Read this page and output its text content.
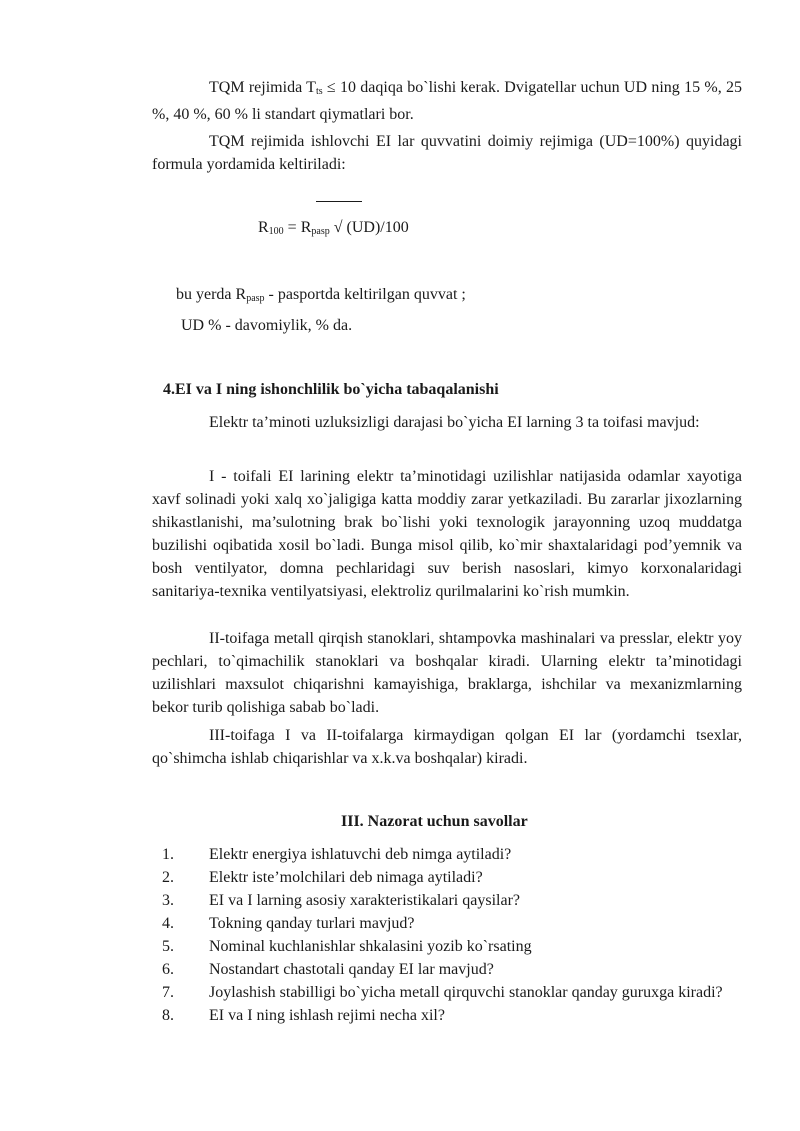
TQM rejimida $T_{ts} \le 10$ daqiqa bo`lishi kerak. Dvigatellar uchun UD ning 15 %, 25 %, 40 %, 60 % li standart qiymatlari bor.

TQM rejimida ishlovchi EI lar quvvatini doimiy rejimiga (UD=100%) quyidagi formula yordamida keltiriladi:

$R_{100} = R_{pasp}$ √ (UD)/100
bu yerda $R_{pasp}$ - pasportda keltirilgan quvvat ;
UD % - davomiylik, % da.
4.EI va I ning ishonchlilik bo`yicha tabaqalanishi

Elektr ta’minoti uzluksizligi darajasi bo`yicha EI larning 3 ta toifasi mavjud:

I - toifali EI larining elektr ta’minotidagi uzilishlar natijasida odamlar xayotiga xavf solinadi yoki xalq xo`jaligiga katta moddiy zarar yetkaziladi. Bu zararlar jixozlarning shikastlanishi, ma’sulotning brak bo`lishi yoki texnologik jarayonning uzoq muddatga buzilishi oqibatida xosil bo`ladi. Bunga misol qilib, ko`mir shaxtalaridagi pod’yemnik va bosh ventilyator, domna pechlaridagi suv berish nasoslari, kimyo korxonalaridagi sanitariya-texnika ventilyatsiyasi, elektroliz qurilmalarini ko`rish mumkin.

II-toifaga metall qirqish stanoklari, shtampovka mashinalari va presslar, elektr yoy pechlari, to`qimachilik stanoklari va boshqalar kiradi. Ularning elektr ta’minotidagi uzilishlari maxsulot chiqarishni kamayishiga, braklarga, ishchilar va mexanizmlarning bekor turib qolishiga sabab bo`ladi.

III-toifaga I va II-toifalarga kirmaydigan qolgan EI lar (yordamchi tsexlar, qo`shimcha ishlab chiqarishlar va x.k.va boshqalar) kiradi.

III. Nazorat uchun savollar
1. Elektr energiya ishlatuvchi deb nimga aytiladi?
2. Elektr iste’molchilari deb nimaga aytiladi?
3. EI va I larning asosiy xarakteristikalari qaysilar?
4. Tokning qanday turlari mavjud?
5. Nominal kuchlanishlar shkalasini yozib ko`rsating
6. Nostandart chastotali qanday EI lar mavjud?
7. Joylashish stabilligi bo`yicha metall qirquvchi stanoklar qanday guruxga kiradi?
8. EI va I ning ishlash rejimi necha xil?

+ + + + +

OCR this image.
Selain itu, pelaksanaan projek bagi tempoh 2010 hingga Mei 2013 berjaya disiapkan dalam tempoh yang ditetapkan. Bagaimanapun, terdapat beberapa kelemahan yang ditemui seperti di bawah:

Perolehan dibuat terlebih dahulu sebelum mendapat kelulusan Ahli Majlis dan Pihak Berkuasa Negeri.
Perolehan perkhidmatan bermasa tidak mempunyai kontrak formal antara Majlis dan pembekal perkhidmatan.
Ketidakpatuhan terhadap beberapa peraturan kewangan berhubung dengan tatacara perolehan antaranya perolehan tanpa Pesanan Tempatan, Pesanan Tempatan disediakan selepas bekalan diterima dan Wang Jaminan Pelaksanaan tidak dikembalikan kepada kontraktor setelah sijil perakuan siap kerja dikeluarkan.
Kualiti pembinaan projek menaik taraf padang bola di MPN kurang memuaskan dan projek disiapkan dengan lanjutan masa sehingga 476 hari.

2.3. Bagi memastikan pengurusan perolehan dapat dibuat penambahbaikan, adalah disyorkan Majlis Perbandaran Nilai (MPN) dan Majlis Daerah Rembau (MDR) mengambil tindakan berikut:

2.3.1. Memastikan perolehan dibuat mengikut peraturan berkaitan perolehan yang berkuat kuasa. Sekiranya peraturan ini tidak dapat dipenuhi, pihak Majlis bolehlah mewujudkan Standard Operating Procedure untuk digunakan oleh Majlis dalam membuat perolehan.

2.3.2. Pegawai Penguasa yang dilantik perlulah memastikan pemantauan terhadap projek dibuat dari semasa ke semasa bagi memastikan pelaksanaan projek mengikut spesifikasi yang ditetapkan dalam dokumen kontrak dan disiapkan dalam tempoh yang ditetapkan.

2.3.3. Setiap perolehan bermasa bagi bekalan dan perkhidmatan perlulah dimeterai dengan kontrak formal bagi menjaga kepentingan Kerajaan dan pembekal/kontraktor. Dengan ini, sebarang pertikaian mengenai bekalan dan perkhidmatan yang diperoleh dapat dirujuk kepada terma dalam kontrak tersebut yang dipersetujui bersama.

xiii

+ + + + +

§ Exercise
Report every line in the data above in which the word "kontraktor" appears.

§ Answer to this problem
Ketidakpatuhan terhadap beberapa peraturan kewangan berhubung dengan tatacara perolehan antaranya perolehan tanpa Pesanan Tempatan, Pesanan Tempatan disediakan selepas bekalan diterima dan Wang Jaminan Pelaksanaan tidak dikembalikan kepada kontraktor setelah sijil perakuan siap kerja dikeluarkan.
2.3.3. Setiap perolehan bermasa bagi bekalan dan perkhidmatan perlulah dimeterai dengan kontrak formal bagi menjaga kepentingan Kerajaan dan pembekal/kontraktor. Dengan ini, sebarang pertikaian mengenai bekalan dan perkhidmatan yang diperoleh dapat dirujuk kepada terma dalam kontrak tersebut yang dipersetujui bersama.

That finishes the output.